- _TO BE DONE_
The records below must be duplicated exactly, character for character.

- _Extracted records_

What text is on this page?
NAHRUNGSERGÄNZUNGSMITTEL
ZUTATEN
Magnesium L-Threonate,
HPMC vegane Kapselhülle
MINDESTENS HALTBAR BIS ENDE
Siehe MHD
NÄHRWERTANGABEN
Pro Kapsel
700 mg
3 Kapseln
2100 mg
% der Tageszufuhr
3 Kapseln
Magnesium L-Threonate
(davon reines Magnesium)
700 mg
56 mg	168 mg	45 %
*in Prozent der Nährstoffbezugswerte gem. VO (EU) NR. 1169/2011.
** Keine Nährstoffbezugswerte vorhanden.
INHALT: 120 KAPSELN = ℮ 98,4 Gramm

- _EXERCISE OUTPUT_
What text is on this page?
NAHRUNGSERGÄNZUNGSMITTEL
ZUTATEN
Magnesium L-Threonate,
HPMC vegane Kapselhülle
MINDESTENS HALTBAR BIS ENDE
Siehe MHD
NÄHRWERTANGABEN
Pro Kapsel
700 mg
3 Kapseln
2100 mg
% der Tageszufuhr
3 Kapseln
Magnesium L-Threonate
(davon reines Magnesium)
700 mg
56 mg	168 mg	45 %
*in Prozent der Nährstoffbezugswerte gem. VO (EU) NR. 1169/2011.
** Keine Nährstoffbezugswerte vorhanden.
INHALT: 120 KAPSELN = ℮ 98,4 Gramm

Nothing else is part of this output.